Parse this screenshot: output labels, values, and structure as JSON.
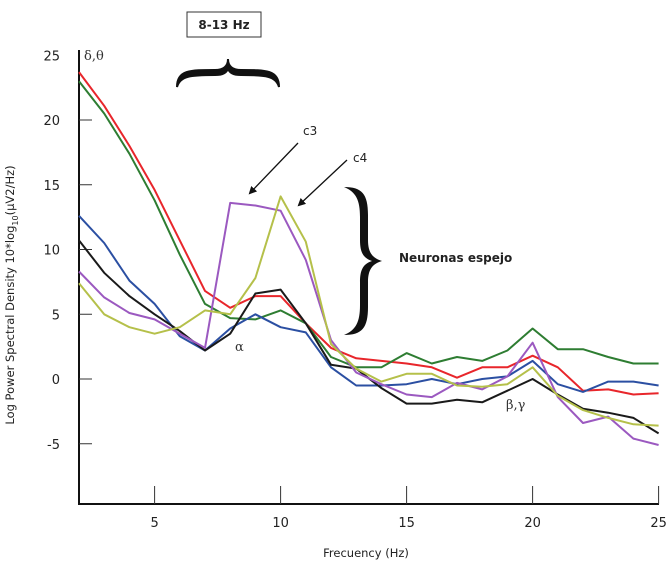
{
  "chart_data": {
    "type": "line",
    "title": "",
    "xlabel": "Frecuency (Hz)",
    "ylabel": "Log Power Spectral Density 10*log",
    "ylabel_sub": "10",
    "ylabel_unit": "(μV2/Hz)",
    "xlim": [
      2,
      25
    ],
    "ylim": [
      -9.5,
      27
    ],
    "xticks": [
      5,
      10,
      15,
      20,
      25
    ],
    "yticks": [
      -5,
      0,
      5,
      10,
      15,
      20,
      25
    ],
    "grid": false,
    "x": [
      2,
      3,
      4,
      5,
      6,
      7,
      8,
      9,
      10,
      11,
      12,
      13,
      14,
      15,
      16,
      17,
      18,
      19,
      20,
      21,
      22,
      23,
      24,
      25
    ],
    "series": [
      {
        "name": "red",
        "color": "#e8262b",
        "values": [
          23.7,
          21.1,
          18.0,
          14.6,
          10.7,
          6.8,
          5.5,
          6.4,
          6.4,
          4.3,
          2.4,
          1.6,
          1.4,
          1.2,
          0.9,
          0.1,
          0.9,
          0.9,
          1.8,
          0.9,
          -0.9,
          -0.8,
          -1.2,
          -1.1
        ]
      },
      {
        "name": "green",
        "color": "#2e7d32",
        "values": [
          23.0,
          20.5,
          17.4,
          13.8,
          9.6,
          5.8,
          4.7,
          4.6,
          5.3,
          4.3,
          1.7,
          0.9,
          0.9,
          2.0,
          1.2,
          1.7,
          1.4,
          2.2,
          3.9,
          2.3,
          2.3,
          1.7,
          1.2,
          1.2
        ]
      },
      {
        "name": "blue",
        "color": "#2b4fa2",
        "values": [
          12.6,
          10.5,
          7.6,
          5.8,
          3.3,
          2.2,
          3.9,
          5.0,
          4.0,
          3.6,
          0.9,
          -0.5,
          -0.5,
          -0.4,
          0.0,
          -0.4,
          0.0,
          0.2,
          1.4,
          -0.4,
          -1.0,
          -0.2,
          -0.2,
          -0.5
        ]
      },
      {
        "name": "black",
        "color": "#1a1a1a",
        "values": [
          10.7,
          8.2,
          6.4,
          5.0,
          3.7,
          2.2,
          3.5,
          6.6,
          6.9,
          4.3,
          1.1,
          0.8,
          -0.7,
          -1.9,
          -1.9,
          -1.6,
          -1.8,
          -0.9,
          0.0,
          -1.2,
          -2.3,
          -2.6,
          -3.0,
          -4.2
        ]
      },
      {
        "name": "purple (c3)",
        "color": "#9b59c0",
        "values": [
          8.3,
          6.3,
          5.1,
          4.6,
          3.5,
          2.4,
          13.6,
          13.4,
          13.0,
          9.2,
          3.0,
          0.5,
          -0.4,
          -1.2,
          -1.4,
          -0.3,
          -0.8,
          0.2,
          2.8,
          -1.4,
          -3.4,
          -2.9,
          -4.6,
          -5.1
        ]
      },
      {
        "name": "yellow (c4)",
        "color": "#b5c04a",
        "values": [
          7.4,
          5.0,
          4.0,
          3.5,
          4.0,
          5.3,
          5.0,
          7.8,
          14.1,
          10.6,
          2.7,
          0.8,
          -0.2,
          0.4,
          0.4,
          -0.5,
          -0.6,
          -0.4,
          0.9,
          -1.3,
          -2.4,
          -3.0,
          -3.5,
          -3.6
        ]
      }
    ],
    "annotations": {
      "band_box": "8-13 Hz",
      "delta_theta": "δ,θ",
      "alpha": "α",
      "beta_gamma": "β,γ",
      "c3": "c3",
      "c4": "c4",
      "mirror_neurons": "Neuronas espejo"
    }
  }
}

#####

**PROBLEM DESCRIPTION**
Leave out the pictures and give the rest of the records again exactly.

**SOLUTION TO THE EXERCISE**
Parse this screenshot: output labels, values, and structure as JSON.
{
  "chart_data": {
    "type": "line",
    "title": "",
    "xlabel": "Frecuency (Hz)",
    "ylabel": "Log Power Spectral Density 10*log",
    "ylabel_sub": "10",
    "ylabel_unit": "(μV2/Hz)",
    "xlim": [
      2,
      25
    ],
    "ylim": [
      -9.5,
      27
    ],
    "xticks": [
      5,
      10,
      15,
      20,
      25
    ],
    "yticks": [
      -5,
      0,
      5,
      10,
      15,
      20,
      25
    ],
    "grid": false,
    "x": [
      2,
      3,
      4,
      5,
      6,
      7,
      8,
      9,
      10,
      11,
      12,
      13,
      14,
      15,
      16,
      17,
      18,
      19,
      20,
      21,
      22,
      23,
      24,
      25
    ],
    "series": [
      {
        "name": "red",
        "color": "#e8262b",
        "values": [
          23.7,
          21.1,
          18.0,
          14.6,
          10.7,
          6.8,
          5.5,
          6.4,
          6.4,
          4.3,
          2.4,
          1.6,
          1.4,
          1.2,
          0.9,
          0.1,
          0.9,
          0.9,
          1.8,
          0.9,
          -0.9,
          -0.8,
          -1.2,
          -1.1
        ]
      },
      {
        "name": "green",
        "color": "#2e7d32",
        "values": [
          23.0,
          20.5,
          17.4,
          13.8,
          9.6,
          5.8,
          4.7,
          4.6,
          5.3,
          4.3,
          1.7,
          0.9,
          0.9,
          2.0,
          1.2,
          1.7,
          1.4,
          2.2,
          3.9,
          2.3,
          2.3,
          1.7,
          1.2,
          1.2
        ]
      },
      {
        "name": "blue",
        "color": "#2b4fa2",
        "values": [
          12.6,
          10.5,
          7.6,
          5.8,
          3.3,
          2.2,
          3.9,
          5.0,
          4.0,
          3.6,
          0.9,
          -0.5,
          -0.5,
          -0.4,
          0.0,
          -0.4,
          0.0,
          0.2,
          1.4,
          -0.4,
          -1.0,
          -0.2,
          -0.2,
          -0.5
        ]
      },
      {
        "name": "black",
        "color": "#1a1a1a",
        "values": [
          10.7,
          8.2,
          6.4,
          5.0,
          3.7,
          2.2,
          3.5,
          6.6,
          6.9,
          4.3,
          1.1,
          0.8,
          -0.7,
          -1.9,
          -1.9,
          -1.6,
          -1.8,
          -0.9,
          0.0,
          -1.2,
          -2.3,
          -2.6,
          -3.0,
          -4.2
        ]
      },
      {
        "name": "purple (c3)",
        "color": "#9b59c0",
        "values": [
          8.3,
          6.3,
          5.1,
          4.6,
          3.5,
          2.4,
          13.6,
          13.4,
          13.0,
          9.2,
          3.0,
          0.5,
          -0.4,
          -1.2,
          -1.4,
          -0.3,
          -0.8,
          0.2,
          2.8,
          -1.4,
          -3.4,
          -2.9,
          -4.6,
          -5.1
        ]
      },
      {
        "name": "yellow (c4)",
        "color": "#b5c04a",
        "values": [
          7.4,
          5.0,
          4.0,
          3.5,
          4.0,
          5.3,
          5.0,
          7.8,
          14.1,
          10.6,
          2.7,
          0.8,
          -0.2,
          0.4,
          0.4,
          -0.5,
          -0.6,
          -0.4,
          0.9,
          -1.3,
          -2.4,
          -3.0,
          -3.5,
          -3.6
        ]
      }
    ],
    "annotations": {
      "band_box": "8-13 Hz",
      "delta_theta": "δ,θ",
      "alpha": "α",
      "beta_gamma": "β,γ",
      "c3": "c3",
      "c4": "c4",
      "mirror_neurons": "Neuronas espejo"
    }
  }
}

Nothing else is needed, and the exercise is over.